- THE REQUEST
Check each line of the listing, and copy it if it contains the word "message".

- Stored data
=-=-=-=-=

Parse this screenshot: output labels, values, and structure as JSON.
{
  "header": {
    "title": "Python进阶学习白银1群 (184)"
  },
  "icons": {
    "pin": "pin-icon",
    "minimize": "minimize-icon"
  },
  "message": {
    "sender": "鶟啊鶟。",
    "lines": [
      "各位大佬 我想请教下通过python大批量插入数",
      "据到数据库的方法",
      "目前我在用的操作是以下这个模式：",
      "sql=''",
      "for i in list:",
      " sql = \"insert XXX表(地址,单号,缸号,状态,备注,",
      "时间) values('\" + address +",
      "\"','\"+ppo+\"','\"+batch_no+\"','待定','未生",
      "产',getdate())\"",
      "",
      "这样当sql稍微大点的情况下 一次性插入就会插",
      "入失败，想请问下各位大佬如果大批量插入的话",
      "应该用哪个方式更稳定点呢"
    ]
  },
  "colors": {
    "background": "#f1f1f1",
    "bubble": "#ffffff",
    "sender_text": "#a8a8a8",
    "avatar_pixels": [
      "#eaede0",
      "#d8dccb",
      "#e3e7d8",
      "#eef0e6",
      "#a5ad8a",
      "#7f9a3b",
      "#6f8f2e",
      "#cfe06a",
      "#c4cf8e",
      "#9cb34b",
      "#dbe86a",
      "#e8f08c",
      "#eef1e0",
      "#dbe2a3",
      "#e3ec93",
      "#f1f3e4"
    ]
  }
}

=-=-=-=-=

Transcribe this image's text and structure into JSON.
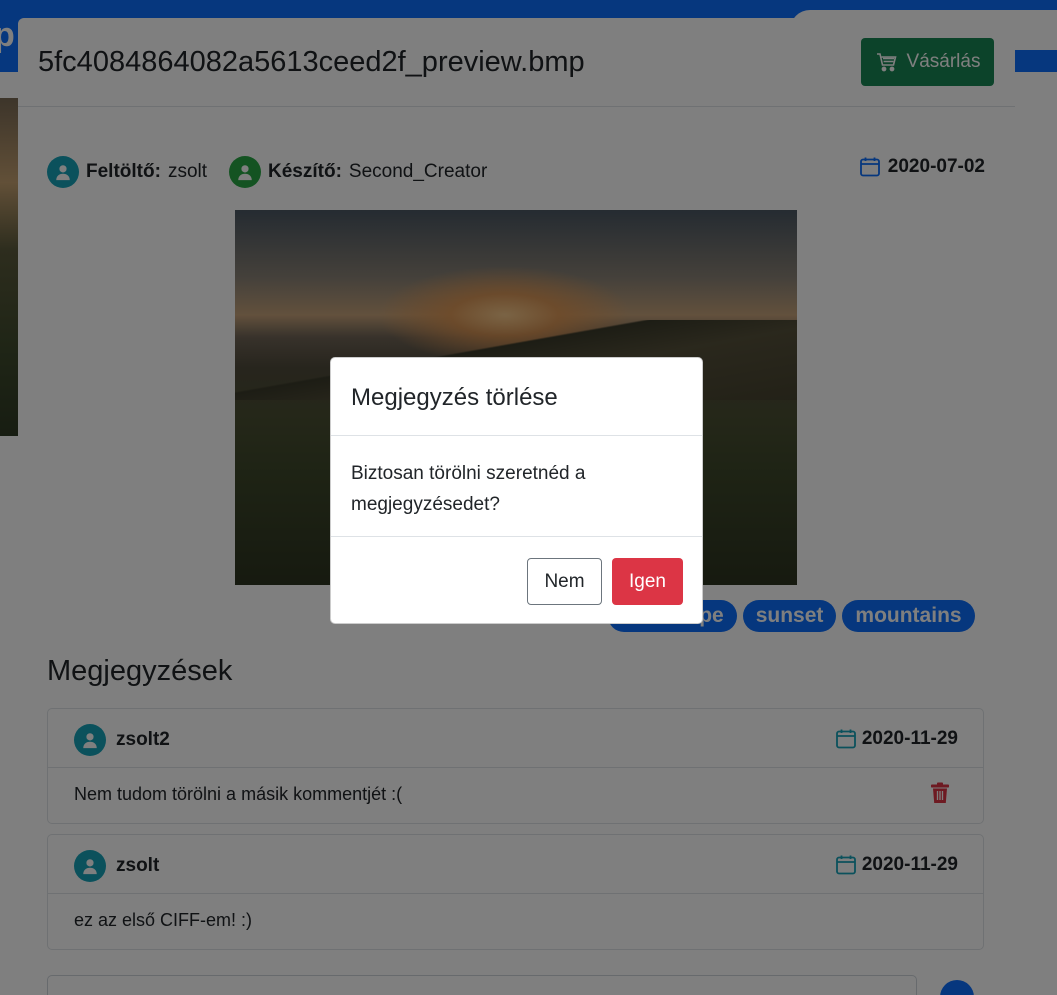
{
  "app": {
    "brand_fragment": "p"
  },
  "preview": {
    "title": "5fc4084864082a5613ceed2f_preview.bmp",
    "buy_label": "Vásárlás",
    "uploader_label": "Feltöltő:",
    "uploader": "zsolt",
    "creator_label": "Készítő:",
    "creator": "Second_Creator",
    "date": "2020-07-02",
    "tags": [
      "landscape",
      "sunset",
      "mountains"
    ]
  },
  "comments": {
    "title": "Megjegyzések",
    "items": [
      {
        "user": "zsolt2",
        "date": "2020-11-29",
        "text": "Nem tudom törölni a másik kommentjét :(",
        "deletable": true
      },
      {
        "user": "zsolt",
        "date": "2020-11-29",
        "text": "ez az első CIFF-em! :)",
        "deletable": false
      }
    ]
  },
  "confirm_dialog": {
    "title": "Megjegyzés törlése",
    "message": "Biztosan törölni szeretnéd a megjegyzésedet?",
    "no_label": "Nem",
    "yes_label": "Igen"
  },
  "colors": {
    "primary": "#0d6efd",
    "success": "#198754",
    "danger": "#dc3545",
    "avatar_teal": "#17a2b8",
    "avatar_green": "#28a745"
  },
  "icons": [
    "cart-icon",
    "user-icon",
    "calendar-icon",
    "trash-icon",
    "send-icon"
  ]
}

=-=-=-=-=

- RESULT OF THIS EXERCISE
  "message": {
    "message": "Biztosan törölni szeretnéd a megjegyzésedet?",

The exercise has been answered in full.